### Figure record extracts
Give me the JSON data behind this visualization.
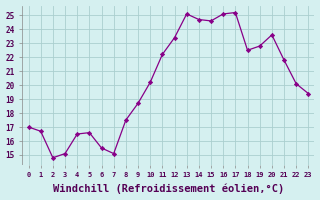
{
  "x": [
    0,
    1,
    2,
    3,
    4,
    5,
    6,
    7,
    8,
    9,
    10,
    11,
    12,
    13,
    14,
    15,
    16,
    17,
    18,
    19,
    20,
    21,
    22,
    23
  ],
  "y": [
    17.0,
    16.7,
    14.8,
    15.1,
    16.5,
    16.6,
    15.5,
    15.1,
    17.5,
    18.7,
    20.2,
    22.2,
    23.4,
    25.1,
    24.7,
    24.6,
    25.1,
    25.2,
    22.5,
    22.8,
    23.6,
    21.8,
    20.1,
    19.4
  ],
  "line_color": "#880088",
  "marker": "D",
  "marker_size": 2.2,
  "bg_color": "#d5f0f0",
  "grid_color": "#aacfcf",
  "xlabel": "Windchill (Refroidissement éolien,°C)",
  "xlabel_fontsize": 7.5,
  "ylabel_ticks": [
    15,
    16,
    17,
    18,
    19,
    20,
    21,
    22,
    23,
    24,
    25
  ],
  "xlim": [
    -0.5,
    23.5
  ],
  "ylim": [
    14.3,
    25.7
  ],
  "xtick_labels": [
    "0",
    "1",
    "2",
    "3",
    "4",
    "5",
    "6",
    "7",
    "8",
    "9",
    "10",
    "11",
    "12",
    "13",
    "14",
    "15",
    "16",
    "17",
    "18",
    "19",
    "20",
    "21",
    "22",
    "23"
  ]
}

### WHAT YOU WILL DO
Your copy should match the records word for word, with the pictures removed.

### SOLUTION TO THE PROBLEM
Give me the JSON data behind this visualization.
{
  "x": [
    0,
    1,
    2,
    3,
    4,
    5,
    6,
    7,
    8,
    9,
    10,
    11,
    12,
    13,
    14,
    15,
    16,
    17,
    18,
    19,
    20,
    21,
    22,
    23
  ],
  "y": [
    17.0,
    16.7,
    14.8,
    15.1,
    16.5,
    16.6,
    15.5,
    15.1,
    17.5,
    18.7,
    20.2,
    22.2,
    23.4,
    25.1,
    24.7,
    24.6,
    25.1,
    25.2,
    22.5,
    22.8,
    23.6,
    21.8,
    20.1,
    19.4
  ],
  "line_color": "#880088",
  "marker": "D",
  "marker_size": 2.2,
  "bg_color": "#d5f0f0",
  "grid_color": "#aacfcf",
  "xlabel": "Windchill (Refroidissement éolien,°C)",
  "xlabel_fontsize": 7.5,
  "ylabel_ticks": [
    15,
    16,
    17,
    18,
    19,
    20,
    21,
    22,
    23,
    24,
    25
  ],
  "xlim": [
    -0.5,
    23.5
  ],
  "ylim": [
    14.3,
    25.7
  ],
  "xtick_labels": [
    "0",
    "1",
    "2",
    "3",
    "4",
    "5",
    "6",
    "7",
    "8",
    "9",
    "10",
    "11",
    "12",
    "13",
    "14",
    "15",
    "16",
    "17",
    "18",
    "19",
    "20",
    "21",
    "22",
    "23"
  ]
}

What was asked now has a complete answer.